* _The problem_
Reproduce every line of the records below, replacing each occurrence of "legend-marker" with "legend-swatch" and leaving everything else unchanged.

* _Task inputs_
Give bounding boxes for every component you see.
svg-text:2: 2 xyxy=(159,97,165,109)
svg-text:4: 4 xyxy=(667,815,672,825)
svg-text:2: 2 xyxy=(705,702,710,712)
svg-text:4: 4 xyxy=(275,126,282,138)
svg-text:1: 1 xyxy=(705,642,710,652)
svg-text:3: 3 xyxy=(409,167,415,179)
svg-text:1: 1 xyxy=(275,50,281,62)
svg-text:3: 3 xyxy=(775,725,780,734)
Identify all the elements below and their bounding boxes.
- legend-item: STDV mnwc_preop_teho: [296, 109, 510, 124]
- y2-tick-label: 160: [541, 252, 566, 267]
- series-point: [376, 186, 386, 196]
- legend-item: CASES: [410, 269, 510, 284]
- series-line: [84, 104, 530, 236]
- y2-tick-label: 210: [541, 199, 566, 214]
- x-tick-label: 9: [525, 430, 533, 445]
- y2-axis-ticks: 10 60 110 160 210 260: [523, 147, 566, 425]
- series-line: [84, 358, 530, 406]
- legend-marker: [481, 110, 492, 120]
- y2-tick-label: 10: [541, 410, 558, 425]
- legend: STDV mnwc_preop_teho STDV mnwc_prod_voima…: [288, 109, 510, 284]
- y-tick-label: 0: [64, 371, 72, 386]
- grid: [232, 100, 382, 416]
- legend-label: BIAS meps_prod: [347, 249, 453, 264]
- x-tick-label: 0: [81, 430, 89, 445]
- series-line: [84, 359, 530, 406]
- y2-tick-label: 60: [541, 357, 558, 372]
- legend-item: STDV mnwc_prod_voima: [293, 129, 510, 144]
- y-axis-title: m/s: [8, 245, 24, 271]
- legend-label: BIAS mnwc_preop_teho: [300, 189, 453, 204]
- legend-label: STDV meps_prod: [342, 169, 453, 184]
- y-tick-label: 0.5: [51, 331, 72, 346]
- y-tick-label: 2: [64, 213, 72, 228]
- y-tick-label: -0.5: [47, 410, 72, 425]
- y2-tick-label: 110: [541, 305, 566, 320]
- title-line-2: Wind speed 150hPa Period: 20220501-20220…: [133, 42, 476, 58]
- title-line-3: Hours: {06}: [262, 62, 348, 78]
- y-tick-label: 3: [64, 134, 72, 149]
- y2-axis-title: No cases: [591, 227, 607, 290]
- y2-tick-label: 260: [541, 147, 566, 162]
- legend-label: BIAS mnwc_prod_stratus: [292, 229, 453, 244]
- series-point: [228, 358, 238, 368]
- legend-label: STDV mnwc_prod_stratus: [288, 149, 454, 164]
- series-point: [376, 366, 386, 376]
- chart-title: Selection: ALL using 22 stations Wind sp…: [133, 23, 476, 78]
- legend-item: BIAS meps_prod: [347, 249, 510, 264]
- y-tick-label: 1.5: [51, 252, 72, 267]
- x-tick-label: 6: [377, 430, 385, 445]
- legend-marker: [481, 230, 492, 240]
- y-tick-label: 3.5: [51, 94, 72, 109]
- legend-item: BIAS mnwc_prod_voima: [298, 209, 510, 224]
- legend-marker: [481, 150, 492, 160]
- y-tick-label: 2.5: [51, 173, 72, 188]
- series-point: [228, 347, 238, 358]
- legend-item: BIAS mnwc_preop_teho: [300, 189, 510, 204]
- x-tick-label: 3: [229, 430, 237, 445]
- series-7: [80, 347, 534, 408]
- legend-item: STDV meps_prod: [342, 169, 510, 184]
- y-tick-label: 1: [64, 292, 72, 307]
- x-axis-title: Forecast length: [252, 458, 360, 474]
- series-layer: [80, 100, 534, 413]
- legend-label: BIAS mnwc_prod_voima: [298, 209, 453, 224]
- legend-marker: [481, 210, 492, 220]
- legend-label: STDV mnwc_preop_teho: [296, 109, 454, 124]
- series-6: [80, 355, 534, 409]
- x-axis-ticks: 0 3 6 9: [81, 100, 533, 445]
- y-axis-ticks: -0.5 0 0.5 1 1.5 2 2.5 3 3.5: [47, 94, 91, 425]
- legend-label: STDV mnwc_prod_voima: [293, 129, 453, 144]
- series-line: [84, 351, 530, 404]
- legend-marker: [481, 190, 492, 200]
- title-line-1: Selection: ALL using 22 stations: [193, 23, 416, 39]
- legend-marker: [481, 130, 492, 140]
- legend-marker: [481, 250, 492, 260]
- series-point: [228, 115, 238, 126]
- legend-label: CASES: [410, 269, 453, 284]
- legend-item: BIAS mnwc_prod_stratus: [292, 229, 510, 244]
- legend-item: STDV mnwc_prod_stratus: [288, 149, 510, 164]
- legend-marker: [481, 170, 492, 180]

* _Output for this exercise_
Give bounding boxes for every component you see.
svg-text:2: 2 xyxy=(159,97,165,109)
svg-text:4: 4 xyxy=(667,815,672,825)
svg-text:2: 2 xyxy=(705,702,710,712)
svg-text:4: 4 xyxy=(275,126,282,138)
svg-text:1: 1 xyxy=(705,642,710,652)
svg-text:3: 3 xyxy=(409,167,415,179)
svg-text:1: 1 xyxy=(275,50,281,62)
svg-text:3: 3 xyxy=(775,725,780,734)
Identify all the elements below and their bounding boxes.
- legend-item: STDV mnwc_preop_teho: [296, 109, 510, 124]
- y2-tick-label: 160: [541, 252, 566, 267]
- series-point: [376, 186, 386, 196]
- legend-item: CASES: [410, 269, 510, 284]
- series-line: [84, 104, 530, 236]
- y2-tick-label: 210: [541, 199, 566, 214]
- x-tick-label: 9: [525, 430, 533, 445]
- y2-axis-ticks: 10 60 110 160 210 260: [523, 147, 566, 425]
- series-line: [84, 358, 530, 406]
- legend-swatch: [481, 110, 492, 120]
- y2-tick-label: 10: [541, 410, 558, 425]
- legend: STDV mnwc_preop_teho STDV mnwc_prod_voima…: [288, 109, 510, 284]
- y-tick-label: 0: [64, 371, 72, 386]
- grid: [232, 100, 382, 416]
- legend-label: BIAS meps_prod: [347, 249, 453, 264]
- x-tick-label: 0: [81, 430, 89, 445]
- series-line: [84, 359, 530, 406]
- y2-tick-label: 60: [541, 357, 558, 372]
- legend-item: STDV mnwc_prod_voima: [293, 129, 510, 144]
- y-axis-title: m/s: [8, 245, 24, 271]
- legend-label: BIAS mnwc_preop_teho: [300, 189, 453, 204]
- legend-label: STDV meps_prod: [342, 169, 453, 184]
- y-tick-label: 0.5: [51, 331, 72, 346]
- y-tick-label: 2: [64, 213, 72, 228]
- y-tick-label: -0.5: [47, 410, 72, 425]
- y2-tick-label: 110: [541, 305, 566, 320]
- title-line-2: Wind speed 150hPa Period: 20220501-20220…: [133, 42, 476, 58]
- title-line-3: Hours: {06}: [262, 62, 348, 78]
- y-tick-label: 3: [64, 134, 72, 149]
- y2-axis-title: No cases: [591, 227, 607, 290]
- y2-tick-label: 260: [541, 147, 566, 162]
- legend-label: BIAS mnwc_prod_stratus: [292, 229, 453, 244]
- series-point: [228, 358, 238, 368]
- legend-label: STDV mnwc_prod_stratus: [288, 149, 454, 164]
- series-point: [376, 366, 386, 376]
- chart-title: Selection: ALL using 22 stations Wind sp…: [133, 23, 476, 78]
- legend-item: BIAS meps_prod: [347, 249, 510, 264]
- y-tick-label: 1.5: [51, 252, 72, 267]
- x-tick-label: 6: [377, 430, 385, 445]
- legend-swatch: [481, 230, 492, 240]
- y-tick-label: 3.5: [51, 94, 72, 109]
- legend-item: BIAS mnwc_prod_voima: [298, 209, 510, 224]
- legend-swatch: [481, 150, 492, 160]
- y-tick-label: 2.5: [51, 173, 72, 188]
- series-point: [228, 347, 238, 358]
- legend-item: BIAS mnwc_preop_teho: [300, 189, 510, 204]
- x-tick-label: 3: [229, 430, 237, 445]
- series-7: [80, 347, 534, 408]
- legend-item: STDV meps_prod: [342, 169, 510, 184]
- y-tick-label: 1: [64, 292, 72, 307]
- x-axis-title: Forecast length: [252, 458, 360, 474]
- series-layer: [80, 100, 534, 413]
- legend-label: BIAS mnwc_prod_voima: [298, 209, 453, 224]
- legend-swatch: [481, 210, 492, 220]
- legend-label: STDV mnwc_preop_teho: [296, 109, 454, 124]
- series-6: [80, 355, 534, 409]
- x-axis-ticks: 0 3 6 9: [81, 100, 533, 445]
- y-axis-ticks: -0.5 0 0.5 1 1.5 2 2.5 3 3.5: [47, 94, 91, 425]
- legend-label: STDV mnwc_prod_voima: [293, 129, 453, 144]
- series-line: [84, 351, 530, 404]
- legend-swatch: [481, 190, 492, 200]
- title-line-1: Selection: ALL using 22 stations: [193, 23, 416, 39]
- legend-swatch: [481, 130, 492, 140]
- legend-swatch: [481, 250, 492, 260]
- series-point: [228, 115, 238, 126]
- legend-label: CASES: [410, 269, 453, 284]
- legend-item: BIAS mnwc_prod_stratus: [292, 229, 510, 244]
- legend-item: STDV mnwc_prod_stratus: [288, 149, 510, 164]
- legend-swatch: [481, 170, 492, 180]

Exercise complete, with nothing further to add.